Work to be completed: Every line below that mentions the word "color" should be copied out.

Material supplied:
· · · · · · ·

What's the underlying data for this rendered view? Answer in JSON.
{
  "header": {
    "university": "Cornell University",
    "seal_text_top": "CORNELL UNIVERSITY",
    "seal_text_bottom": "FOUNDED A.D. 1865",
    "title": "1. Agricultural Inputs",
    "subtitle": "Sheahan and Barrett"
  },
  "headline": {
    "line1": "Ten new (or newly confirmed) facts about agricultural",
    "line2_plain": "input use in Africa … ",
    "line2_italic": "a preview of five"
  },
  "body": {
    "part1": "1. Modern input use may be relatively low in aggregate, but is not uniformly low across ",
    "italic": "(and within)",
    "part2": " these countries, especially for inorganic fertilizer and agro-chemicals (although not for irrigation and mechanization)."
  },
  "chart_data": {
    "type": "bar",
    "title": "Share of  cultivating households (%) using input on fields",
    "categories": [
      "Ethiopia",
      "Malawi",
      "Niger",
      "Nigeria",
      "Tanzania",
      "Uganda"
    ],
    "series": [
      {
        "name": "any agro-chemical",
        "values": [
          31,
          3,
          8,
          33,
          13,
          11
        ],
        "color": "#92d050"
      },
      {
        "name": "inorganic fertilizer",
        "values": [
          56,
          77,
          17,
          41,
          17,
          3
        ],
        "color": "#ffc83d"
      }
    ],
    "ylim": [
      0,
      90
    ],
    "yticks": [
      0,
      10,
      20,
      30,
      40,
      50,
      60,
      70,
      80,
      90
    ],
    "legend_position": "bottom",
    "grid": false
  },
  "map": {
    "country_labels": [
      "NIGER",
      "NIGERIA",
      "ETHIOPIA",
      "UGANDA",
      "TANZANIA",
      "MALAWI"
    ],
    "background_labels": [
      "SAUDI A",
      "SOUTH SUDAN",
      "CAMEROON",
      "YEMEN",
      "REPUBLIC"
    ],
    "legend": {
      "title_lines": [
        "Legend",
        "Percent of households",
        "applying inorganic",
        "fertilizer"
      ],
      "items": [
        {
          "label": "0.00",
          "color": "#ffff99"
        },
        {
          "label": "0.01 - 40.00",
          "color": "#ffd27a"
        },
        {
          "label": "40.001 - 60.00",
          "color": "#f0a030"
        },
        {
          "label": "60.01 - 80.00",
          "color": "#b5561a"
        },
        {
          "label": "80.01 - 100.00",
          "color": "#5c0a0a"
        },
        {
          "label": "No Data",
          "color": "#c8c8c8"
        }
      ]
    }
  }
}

· · · · · · ·

Output for this task:
        "color": "#92d050"
        "color": "#ffc83d"
          "color": "#ffff99"
          "color": "#ffd27a"
          "color": "#f0a030"
          "color": "#b5561a"
          "color": "#5c0a0a"
          "color": "#c8c8c8"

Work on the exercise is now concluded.